== What is asked ==
Of all the lines here, how many include the string "continuera"? Answer with the number only.

## Begin

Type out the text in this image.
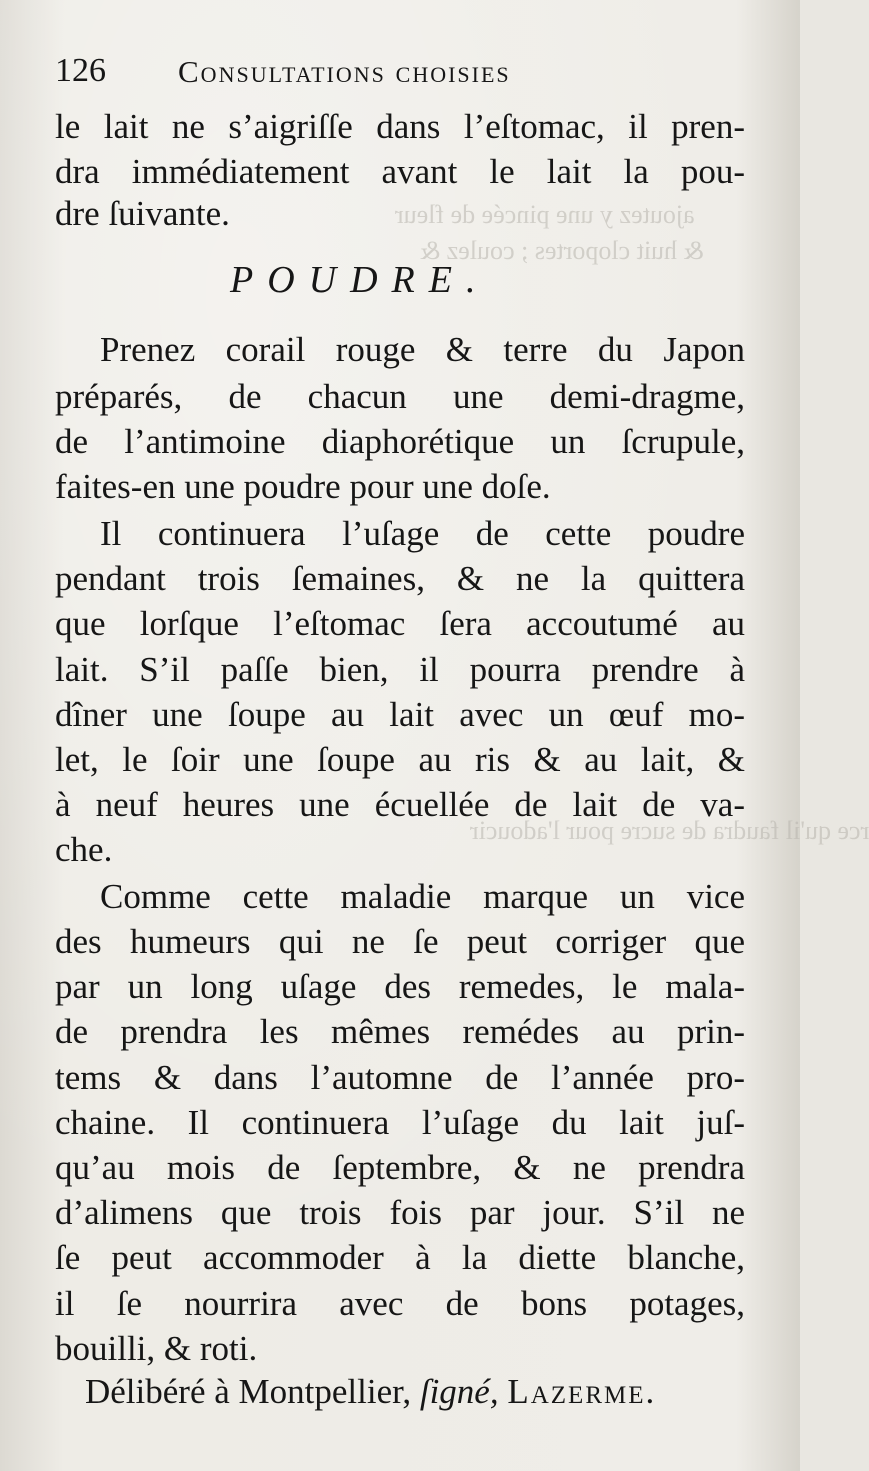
ajoutez y une pincée de fleur
& huit cloportes ; coulez &
rce qu'il faudra de sucre pour l'adoucir
126 Consultations choisies
le lait ne s’aigriſſe dans l’eſtomac, il pren-
dra immédiatement avant le lait la pou-
dre ſuivante.
POUDRE.
Prenez corail rouge & terre du Japon
préparés, de chacun une demi-dragme,
de l’antimoine diaphorétique un ſcrupule,
faites-en une poudre pour une doſe.
Il continuera l’uſage de cette poudre
pendant trois ſemaines, & ne la quittera
que lorſque l’eſtomac ſera accoutumé au
lait. S’il paſſe bien, il pourra prendre à
dîner une ſoupe au lait avec un œuf mo-
let, le ſoir une ſoupe au ris & au lait, &
à neuf heures une écuellée de lait de va-
che.
Comme cette maladie marque un vice
des humeurs qui ne ſe peut corriger que
par un long uſage des remedes, le mala-
de prendra les mêmes remédes au prin-
tems & dans l’automne de l’année pro-
chaine. Il continuera l’uſage du lait juſ-
qu’au mois de ſeptembre, & ne prendra
d’alimens que trois fois par jour. S’il ne
ſe peut accommoder à la diette blanche,
il ſe nourrira avec de bons potages,
bouilli, & roti.
Délibéré à Montpellier, ſigné, Lazerme.
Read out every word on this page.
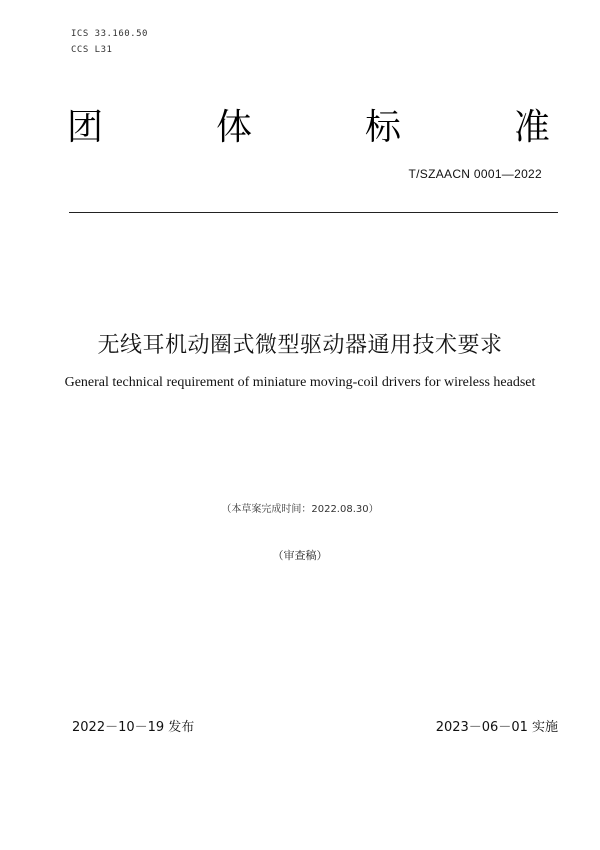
ICS 33.160.50
CCS L31
团	体	标	准
T/SZAACN 0001—2022
无线耳机动圈式微型驱动器通用技术要求
General technical requirement of miniature moving-coil drivers for wireless headset
（本草案完成时间：2022.08.30）
（审查稿）
2022－10－19 发布	2023－06－01 实施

## End

== Complete answer ==
2